§ **Exercise goal**
Output the material beneath exactly, leaving nothing out.
─── Provided data ───
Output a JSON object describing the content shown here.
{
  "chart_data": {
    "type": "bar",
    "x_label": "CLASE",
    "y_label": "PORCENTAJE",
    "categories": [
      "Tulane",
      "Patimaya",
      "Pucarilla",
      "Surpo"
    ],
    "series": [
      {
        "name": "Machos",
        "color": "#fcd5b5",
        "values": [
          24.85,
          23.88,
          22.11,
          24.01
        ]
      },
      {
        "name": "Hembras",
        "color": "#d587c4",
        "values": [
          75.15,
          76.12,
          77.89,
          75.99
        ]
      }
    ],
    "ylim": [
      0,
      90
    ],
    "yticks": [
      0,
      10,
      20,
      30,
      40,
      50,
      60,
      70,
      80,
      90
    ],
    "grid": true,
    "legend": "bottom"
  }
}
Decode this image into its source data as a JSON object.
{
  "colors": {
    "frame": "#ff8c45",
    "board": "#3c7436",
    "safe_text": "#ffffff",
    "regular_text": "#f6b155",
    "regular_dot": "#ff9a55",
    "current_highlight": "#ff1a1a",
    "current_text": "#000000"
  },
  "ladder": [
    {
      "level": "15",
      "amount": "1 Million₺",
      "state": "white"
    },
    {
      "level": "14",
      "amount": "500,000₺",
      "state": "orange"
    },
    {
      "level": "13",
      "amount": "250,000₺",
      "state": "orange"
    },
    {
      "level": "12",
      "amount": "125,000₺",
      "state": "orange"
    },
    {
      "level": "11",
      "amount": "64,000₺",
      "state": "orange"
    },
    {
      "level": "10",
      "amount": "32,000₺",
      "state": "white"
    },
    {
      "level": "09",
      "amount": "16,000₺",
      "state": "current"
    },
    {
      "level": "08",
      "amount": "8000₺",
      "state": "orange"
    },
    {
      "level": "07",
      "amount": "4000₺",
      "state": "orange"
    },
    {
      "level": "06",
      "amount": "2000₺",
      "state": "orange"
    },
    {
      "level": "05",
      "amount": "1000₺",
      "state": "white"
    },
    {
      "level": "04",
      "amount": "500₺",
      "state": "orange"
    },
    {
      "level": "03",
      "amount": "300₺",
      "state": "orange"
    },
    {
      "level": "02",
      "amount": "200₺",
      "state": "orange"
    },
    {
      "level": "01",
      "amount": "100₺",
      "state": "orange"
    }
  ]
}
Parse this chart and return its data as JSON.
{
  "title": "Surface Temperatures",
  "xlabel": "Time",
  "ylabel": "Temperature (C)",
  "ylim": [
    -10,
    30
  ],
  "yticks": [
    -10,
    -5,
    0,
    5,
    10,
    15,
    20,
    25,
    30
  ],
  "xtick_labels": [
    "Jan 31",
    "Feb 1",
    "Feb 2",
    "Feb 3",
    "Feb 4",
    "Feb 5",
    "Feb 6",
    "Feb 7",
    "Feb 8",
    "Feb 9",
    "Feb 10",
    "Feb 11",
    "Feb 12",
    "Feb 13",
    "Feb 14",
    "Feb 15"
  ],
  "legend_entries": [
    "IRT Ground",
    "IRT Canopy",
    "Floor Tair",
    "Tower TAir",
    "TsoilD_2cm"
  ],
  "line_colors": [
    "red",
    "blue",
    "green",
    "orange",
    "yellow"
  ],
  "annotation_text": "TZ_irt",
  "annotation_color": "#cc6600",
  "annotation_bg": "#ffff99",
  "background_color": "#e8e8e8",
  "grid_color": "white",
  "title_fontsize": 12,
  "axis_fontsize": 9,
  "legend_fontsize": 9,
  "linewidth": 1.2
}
───
§ **Task response**
Output a JSON object describing the content shown here.
{
  "chart_data": {
    "type": "bar",
    "x_label": "CLASE",
    "y_label": "PORCENTAJE",
    "categories": [
      "Tulane",
      "Patimaya",
      "Pucarilla",
      "Surpo"
    ],
    "series": [
      {
        "name": "Machos",
        "color": "#fcd5b5",
        "values": [
          24.85,
          23.88,
          22.11,
          24.01
        ]
      },
      {
        "name": "Hembras",
        "color": "#d587c4",
        "values": [
          75.15,
          76.12,
          77.89,
          75.99
        ]
      }
    ],
    "ylim": [
      0,
      90
    ],
    "yticks": [
      0,
      10,
      20,
      30,
      40,
      50,
      60,
      70,
      80,
      90
    ],
    "grid": true,
    "legend": "bottom"
  }
}
Decode this image into its source data as a JSON object.
{
  "colors": {
    "frame": "#ff8c45",
    "board": "#3c7436",
    "safe_text": "#ffffff",
    "regular_text": "#f6b155",
    "regular_dot": "#ff9a55",
    "current_highlight": "#ff1a1a",
    "current_text": "#000000"
  },
  "ladder": [
    {
      "level": "15",
      "amount": "1 Million₺",
      "state": "white"
    },
    {
      "level": "14",
      "amount": "500,000₺",
      "state": "orange"
    },
    {
      "level": "13",
      "amount": "250,000₺",
      "state": "orange"
    },
    {
      "level": "12",
      "amount": "125,000₺",
      "state": "orange"
    },
    {
      "level": "11",
      "amount": "64,000₺",
      "state": "orange"
    },
    {
      "level": "10",
      "amount": "32,000₺",
      "state": "white"
    },
    {
      "level": "09",
      "amount": "16,000₺",
      "state": "current"
    },
    {
      "level": "08",
      "amount": "8000₺",
      "state": "orange"
    },
    {
      "level": "07",
      "amount": "4000₺",
      "state": "orange"
    },
    {
      "level": "06",
      "amount": "2000₺",
      "state": "orange"
    },
    {
      "level": "05",
      "amount": "1000₺",
      "state": "white"
    },
    {
      "level": "04",
      "amount": "500₺",
      "state": "orange"
    },
    {
      "level": "03",
      "amount": "300₺",
      "state": "orange"
    },
    {
      "level": "02",
      "amount": "200₺",
      "state": "orange"
    },
    {
      "level": "01",
      "amount": "100₺",
      "state": "orange"
    }
  ]
}
Parse this chart and return its data as JSON.
{
  "title": "Surface Temperatures",
  "xlabel": "Time",
  "ylabel": "Temperature (C)",
  "ylim": [
    -10,
    30
  ],
  "yticks": [
    -10,
    -5,
    0,
    5,
    10,
    15,
    20,
    25,
    30
  ],
  "xtick_labels": [
    "Jan 31",
    "Feb 1",
    "Feb 2",
    "Feb 3",
    "Feb 4",
    "Feb 5",
    "Feb 6",
    "Feb 7",
    "Feb 8",
    "Feb 9",
    "Feb 10",
    "Feb 11",
    "Feb 12",
    "Feb 13",
    "Feb 14",
    "Feb 15"
  ],
  "legend_entries": [
    "IRT Ground",
    "IRT Canopy",
    "Floor Tair",
    "Tower TAir",
    "TsoilD_2cm"
  ],
  "line_colors": [
    "red",
    "blue",
    "green",
    "orange",
    "yellow"
  ],
  "annotation_text": "TZ_irt",
  "annotation_color": "#cc6600",
  "annotation_bg": "#ffff99",
  "background_color": "#e8e8e8",
  "grid_color": "white",
  "title_fontsize": 12,
  "axis_fontsize": 9,
  "legend_fontsize": 9,
  "linewidth": 1.2
}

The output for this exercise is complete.